— DOCUMENT EXCERPT —
====================

I don’t remember knowing Sherod without hearing about The River. He’s a river-town boy, with endless stories about what happens on the river: learning to ski, boating, swimming, laughing, drinking too much, letting the river carry his life, his loves. There are the harrowing stories, though, fortunately, not many. The worst was the time he, his wife, children and friends had pulled their boats on the sandbar everyone liked to hang out on, when his 4-year old son was pulled under the boat by the current. If not for a friend who saw it happen and was able to pull Charlie out…
It’s the kind of story that makes any parent’s hands go clammy.
I grew up far from the ocean in Colombia, surrounded by the Andes, familiar with rivers that ran fast down mountainsides, occasionally, dropping off for hundreds of feet in cascades and waterfalls. We had some friends whose farm included a waterhole that was deep and cold and exhilarating and I can still see in my mind’s eye, my brother Hans about to leap from a boulder high above me, wondering what gave someone the courage to jump like that, telling myself “it would be bad for my hip to jump” though in truth, it was mainly fear that kept me treading carefully in the water. Though rivers crisscrossed my childhood, they were always destinations—places we’d go to, not part of the warp and woof of life.
I’ve lived in New Orleans, in Nashville and in Memphis, all with rivers, two of them with The river, the Mississippi—but they were not my rivers. All those years in Fort Lauderdale, we lived on the water, but a tamed and imprisoned river, bent and straightened to the will of folks with a definite vision of what the swamps of Florida could be forced into becoming. I rode my paddleboard, helped steer two motor boats and a sailboat down those waters, got so I knew every curve and sinew of the waterway that took us out to the really big water, the Atlantic, and somehow, it was a place I lived in but it was not mine nor did it claim me as its own.
About 5 years ago, things had gotten bad. Sherod was in constant pain that had been diagnosed as back problems but would eventually turn out to be two terribly arthritic hips that needed to be replaced. I kept taking him to a pain management clinic where he’d be given shots in his spinal column that were supposed to be magical and never were. The conflict in the ministry we were both working in was growing and getting ugly, Maria was struggling, so much was unraveling, even before we could see it clearly. The last thing on our mind was going out on the boat—no time, no energy, no desire.

====================

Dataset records

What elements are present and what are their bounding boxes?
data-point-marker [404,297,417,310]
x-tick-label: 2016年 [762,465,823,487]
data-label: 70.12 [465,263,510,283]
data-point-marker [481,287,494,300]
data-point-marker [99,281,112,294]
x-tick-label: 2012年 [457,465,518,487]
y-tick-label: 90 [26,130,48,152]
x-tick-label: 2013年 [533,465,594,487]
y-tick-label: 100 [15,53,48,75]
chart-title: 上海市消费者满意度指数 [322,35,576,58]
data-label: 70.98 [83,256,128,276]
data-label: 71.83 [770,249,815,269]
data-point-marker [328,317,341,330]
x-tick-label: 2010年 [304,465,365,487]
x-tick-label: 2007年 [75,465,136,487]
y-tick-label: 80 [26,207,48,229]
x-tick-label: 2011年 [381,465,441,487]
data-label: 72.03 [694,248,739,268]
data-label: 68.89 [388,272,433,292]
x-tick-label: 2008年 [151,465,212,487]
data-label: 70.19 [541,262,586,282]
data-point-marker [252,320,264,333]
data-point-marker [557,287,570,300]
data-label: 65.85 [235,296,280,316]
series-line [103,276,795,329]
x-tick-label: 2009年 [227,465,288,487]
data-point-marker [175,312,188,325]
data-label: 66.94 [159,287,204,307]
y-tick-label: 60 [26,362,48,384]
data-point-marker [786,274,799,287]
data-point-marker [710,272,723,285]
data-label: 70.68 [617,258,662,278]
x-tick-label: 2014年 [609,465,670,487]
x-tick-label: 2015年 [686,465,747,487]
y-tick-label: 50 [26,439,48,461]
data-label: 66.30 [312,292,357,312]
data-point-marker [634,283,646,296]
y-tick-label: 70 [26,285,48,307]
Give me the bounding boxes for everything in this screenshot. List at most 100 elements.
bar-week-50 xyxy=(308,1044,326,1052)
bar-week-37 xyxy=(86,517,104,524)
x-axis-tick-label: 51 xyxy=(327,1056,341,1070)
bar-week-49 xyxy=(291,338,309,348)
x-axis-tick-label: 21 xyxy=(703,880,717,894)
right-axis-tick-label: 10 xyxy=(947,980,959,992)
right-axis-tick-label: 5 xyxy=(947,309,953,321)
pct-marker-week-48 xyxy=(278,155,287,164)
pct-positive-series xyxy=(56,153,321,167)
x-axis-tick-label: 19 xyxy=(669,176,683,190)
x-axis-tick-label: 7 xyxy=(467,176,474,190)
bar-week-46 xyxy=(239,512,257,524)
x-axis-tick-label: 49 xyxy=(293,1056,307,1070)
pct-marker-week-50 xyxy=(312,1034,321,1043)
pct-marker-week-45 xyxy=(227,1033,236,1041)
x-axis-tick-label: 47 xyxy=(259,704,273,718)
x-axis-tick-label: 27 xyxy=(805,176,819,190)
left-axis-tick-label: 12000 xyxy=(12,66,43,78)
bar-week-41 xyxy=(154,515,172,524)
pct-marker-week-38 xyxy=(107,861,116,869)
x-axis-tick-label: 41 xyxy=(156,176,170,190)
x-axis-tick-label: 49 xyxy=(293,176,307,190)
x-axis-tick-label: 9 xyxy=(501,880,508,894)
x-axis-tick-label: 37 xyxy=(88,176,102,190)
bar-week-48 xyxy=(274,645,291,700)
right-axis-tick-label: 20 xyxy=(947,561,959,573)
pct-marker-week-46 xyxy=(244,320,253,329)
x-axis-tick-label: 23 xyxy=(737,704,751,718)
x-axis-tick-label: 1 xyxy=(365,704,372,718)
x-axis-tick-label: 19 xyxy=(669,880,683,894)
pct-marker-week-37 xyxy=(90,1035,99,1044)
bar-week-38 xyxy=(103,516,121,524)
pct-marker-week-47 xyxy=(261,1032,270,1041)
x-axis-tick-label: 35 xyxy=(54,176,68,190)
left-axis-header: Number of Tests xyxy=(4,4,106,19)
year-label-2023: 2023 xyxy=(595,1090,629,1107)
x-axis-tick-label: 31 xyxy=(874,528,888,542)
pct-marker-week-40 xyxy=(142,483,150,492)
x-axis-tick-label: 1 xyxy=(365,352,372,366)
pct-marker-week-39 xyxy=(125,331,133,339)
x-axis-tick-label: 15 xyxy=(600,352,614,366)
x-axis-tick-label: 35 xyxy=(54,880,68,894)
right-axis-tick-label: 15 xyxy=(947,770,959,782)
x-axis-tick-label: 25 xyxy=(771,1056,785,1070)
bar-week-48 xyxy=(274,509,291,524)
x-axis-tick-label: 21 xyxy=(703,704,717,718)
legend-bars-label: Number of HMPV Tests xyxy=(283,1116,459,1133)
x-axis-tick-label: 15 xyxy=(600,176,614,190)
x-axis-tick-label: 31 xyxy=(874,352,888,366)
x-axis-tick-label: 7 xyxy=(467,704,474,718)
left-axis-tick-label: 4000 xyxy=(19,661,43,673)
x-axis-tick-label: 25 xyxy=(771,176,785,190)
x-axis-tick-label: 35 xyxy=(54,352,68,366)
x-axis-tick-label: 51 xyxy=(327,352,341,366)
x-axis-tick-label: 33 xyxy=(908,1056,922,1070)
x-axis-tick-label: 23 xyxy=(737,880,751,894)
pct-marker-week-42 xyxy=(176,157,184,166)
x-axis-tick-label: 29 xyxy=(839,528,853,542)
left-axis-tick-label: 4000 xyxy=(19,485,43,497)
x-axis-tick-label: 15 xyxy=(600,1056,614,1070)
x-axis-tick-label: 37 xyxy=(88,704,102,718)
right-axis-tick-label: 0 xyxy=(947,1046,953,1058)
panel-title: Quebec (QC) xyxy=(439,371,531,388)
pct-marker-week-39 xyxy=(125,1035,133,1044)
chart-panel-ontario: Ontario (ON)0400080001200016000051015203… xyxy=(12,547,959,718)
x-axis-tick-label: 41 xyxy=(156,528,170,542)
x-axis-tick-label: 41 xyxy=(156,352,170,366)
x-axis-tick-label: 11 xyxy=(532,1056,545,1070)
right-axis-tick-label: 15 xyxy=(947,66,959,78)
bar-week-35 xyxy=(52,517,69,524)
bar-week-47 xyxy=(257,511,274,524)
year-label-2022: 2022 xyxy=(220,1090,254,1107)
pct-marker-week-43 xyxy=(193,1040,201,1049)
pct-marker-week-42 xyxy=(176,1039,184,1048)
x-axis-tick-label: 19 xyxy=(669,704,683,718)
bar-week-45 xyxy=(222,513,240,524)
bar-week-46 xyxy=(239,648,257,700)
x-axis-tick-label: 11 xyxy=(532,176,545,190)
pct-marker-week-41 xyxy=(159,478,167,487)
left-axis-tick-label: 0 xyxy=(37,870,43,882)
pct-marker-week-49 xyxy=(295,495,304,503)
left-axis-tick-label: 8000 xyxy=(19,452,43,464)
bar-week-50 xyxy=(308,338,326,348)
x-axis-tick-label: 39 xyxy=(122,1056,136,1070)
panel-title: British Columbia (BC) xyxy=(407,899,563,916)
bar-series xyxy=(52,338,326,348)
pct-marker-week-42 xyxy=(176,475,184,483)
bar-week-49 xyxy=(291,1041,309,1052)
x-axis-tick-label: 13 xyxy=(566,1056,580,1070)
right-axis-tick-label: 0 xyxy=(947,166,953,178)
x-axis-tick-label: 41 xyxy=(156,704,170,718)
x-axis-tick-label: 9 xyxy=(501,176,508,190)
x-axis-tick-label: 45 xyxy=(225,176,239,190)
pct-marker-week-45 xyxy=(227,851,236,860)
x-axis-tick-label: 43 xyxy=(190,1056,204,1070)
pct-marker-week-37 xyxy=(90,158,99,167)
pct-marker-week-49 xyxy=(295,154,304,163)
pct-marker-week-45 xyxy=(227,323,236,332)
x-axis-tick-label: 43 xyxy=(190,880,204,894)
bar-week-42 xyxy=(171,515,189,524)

====================

— TASK GOAL —
In the essay about rivers, what did Sherod's constant pain eventually turn out to be?

— EXERCISE RESPONSE —
Two terribly arthritic hips that needed to be replaced.